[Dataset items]
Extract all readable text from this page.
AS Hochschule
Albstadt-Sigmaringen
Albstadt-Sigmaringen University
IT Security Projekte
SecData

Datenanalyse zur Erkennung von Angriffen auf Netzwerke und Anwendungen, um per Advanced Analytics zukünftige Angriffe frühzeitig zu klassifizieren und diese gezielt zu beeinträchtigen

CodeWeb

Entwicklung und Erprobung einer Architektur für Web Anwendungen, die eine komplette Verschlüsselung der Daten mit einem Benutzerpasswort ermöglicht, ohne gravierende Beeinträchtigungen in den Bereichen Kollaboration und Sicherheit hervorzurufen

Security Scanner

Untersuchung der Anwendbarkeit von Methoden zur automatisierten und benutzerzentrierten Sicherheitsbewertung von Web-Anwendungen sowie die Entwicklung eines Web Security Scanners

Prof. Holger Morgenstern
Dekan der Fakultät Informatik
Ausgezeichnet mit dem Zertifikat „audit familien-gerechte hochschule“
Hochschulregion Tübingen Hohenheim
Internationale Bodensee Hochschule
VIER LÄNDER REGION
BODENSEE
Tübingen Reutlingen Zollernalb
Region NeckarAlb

Requirement =
Wherever the word "Albstadt" occurs in a line of the listing, copy that line.

Answer to this exercise =
Albstadt-Sigmaringen
Albstadt-Sigmaringen University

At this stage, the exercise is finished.